Repeat, exactly and only, the lines from the one containing "What does this" to the last line, inclusive; do not repeat the pictures.

** START Materials provided **

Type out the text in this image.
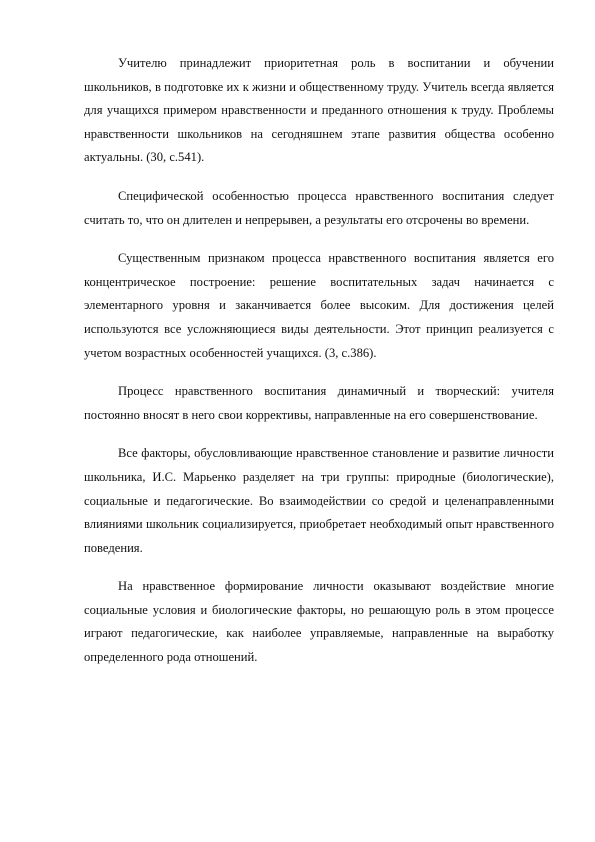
Учителю принадлежит приоритетная роль в воспитании и обучении школьников, в подготовке их к жизни и общественному труду. Учитель всегда является для учащихся примером нравственности и преданного отношения к труду. Проблемы нравственности школьников на сегодняшнем этапе развития общества особенно актуальны. (30, с.541).

Специфической особенностью процесса нравственного воспитания следует считать то, что он длителен и непрерывен, а результаты его отсрочены во времени.

Существенным признаком процесса нравственного воспитания является его концентрическое построение: решение воспитательных задач начинается с элементарного уровня и заканчивается более высоким. Для достижения целей используются все усложняющиеся виды деятельности. Этот принцип реализуется с учетом возрастных особенностей учащихся. (3, с.386).

Процесс нравственного воспитания динамичный и творческий: учителя постоянно вносят в него свои коррективы, направленные на его совершенствование.

Все факторы, обусловливающие нравственное становление и развитие личности школьника, И.С. Марьенко разделяет на три группы: природные (биологические), социальные и педагогические. Во взаимодействии со средой и целенаправленными влияниями школьник социализируется, приобретает необходимый опыт нравственного поведения.

На нравственное формирование личности оказывают воздействие многие социальные условия и биологические факторы, но решающую роль в этом процессе играют педагогические, как наиболее управляемые, направленные на выработку определенного рода отношений.
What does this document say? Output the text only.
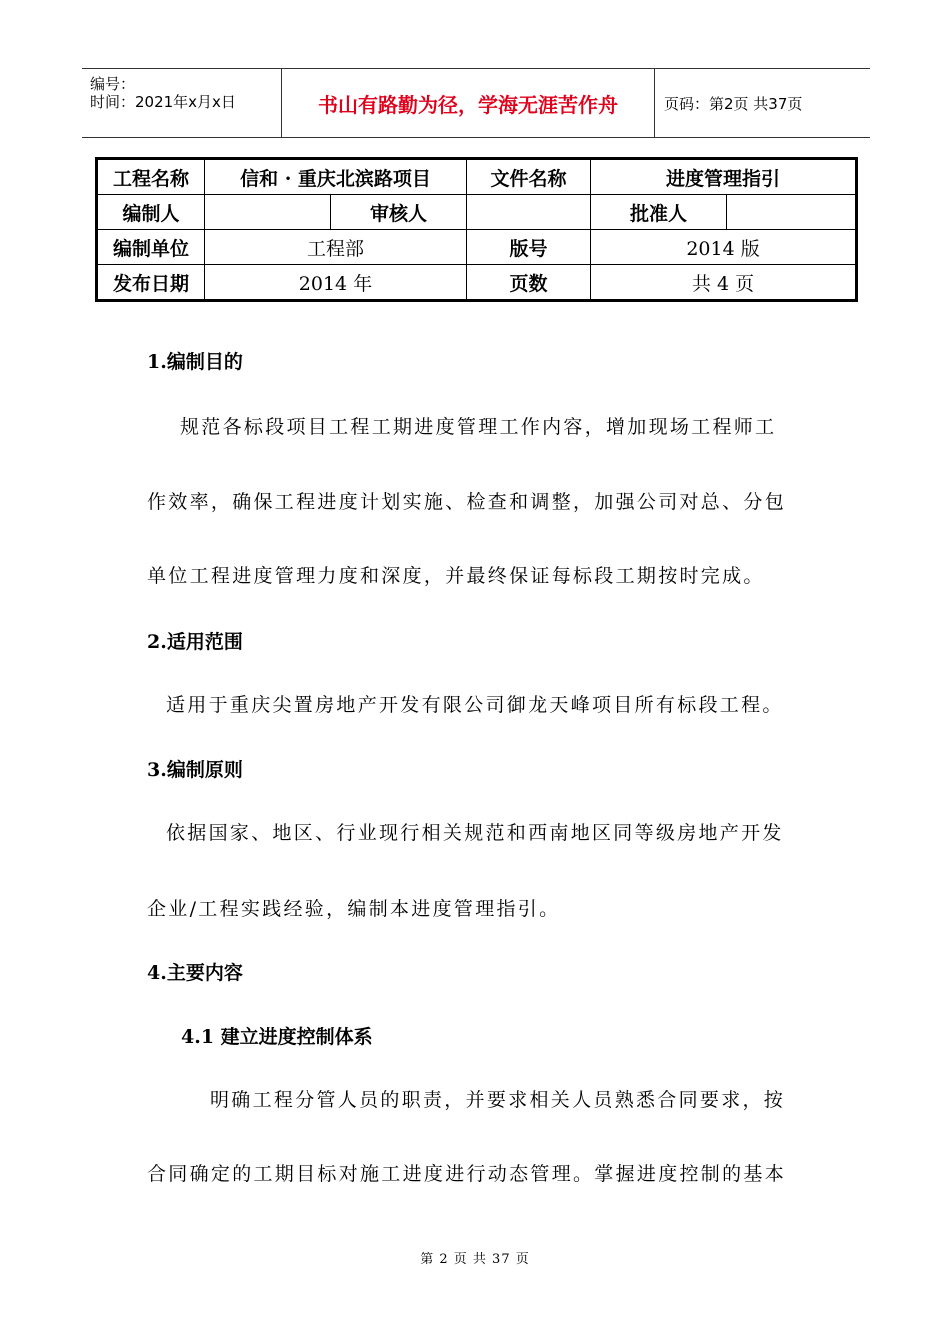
编号：
时间：2021年x月x日	书山有路勤为径，学海无涯苦作舟	页码：第2页 共37页
工程名称	信和 · 重庆北滨路项目		文件名称	进度管理指引	
编制人		审核人		批准人	
编制单位	工程部		版号	2014 版	
发布日期	2014 年		页数	共 4 页	
1.编制目的
规范各标段项目工程工期进度管理工作内容，增加现场工程师工
作效率，确保工程进度计划实施、检查和调整，加强公司对总、分包
单位工程进度管理力度和深度，并最终保证每标段工期按时完成。
2.适用范围
适用于重庆尖置房地产开发有限公司御龙天峰项目所有标段工程。
3.编制原则
依据国家、地区、行业现行相关规范和西南地区同等级房地产开发
企业/工程实践经验，编制本进度管理指引。
4.主要内容
4.1 建立进度控制体系
明确工程分管人员的职责，并要求相关人员熟悉合同要求，按
合同确定的工期目标对施工进度进行动态管理。掌握进度控制的基本
第 2 页 共 37 页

** END Materials provided **

(Finished task)
What does this document say? Output the text only.
编号：
时间：2021年x月x日	书山有路勤为径，学海无涯苦作舟	页码：第2页 共37页
工程名称	信和 · 重庆北滨路项目		文件名称	进度管理指引	
编制人		审核人		批准人	
编制单位	工程部		版号	2014 版	
发布日期	2014 年		页数	共 4 页	
1.编制目的
规范各标段项目工程工期进度管理工作内容，增加现场工程师工
作效率，确保工程进度计划实施、检查和调整，加强公司对总、分包
单位工程进度管理力度和深度，并最终保证每标段工期按时完成。
2.适用范围
适用于重庆尖置房地产开发有限公司御龙天峰项目所有标段工程。
3.编制原则
依据国家、地区、行业现行相关规范和西南地区同等级房地产开发
企业/工程实践经验，编制本进度管理指引。
4.主要内容
4.1 建立进度控制体系
明确工程分管人员的职责，并要求相关人员熟悉合同要求，按
合同确定的工期目标对施工进度进行动态管理。掌握进度控制的基本
第 2 页 共 37 页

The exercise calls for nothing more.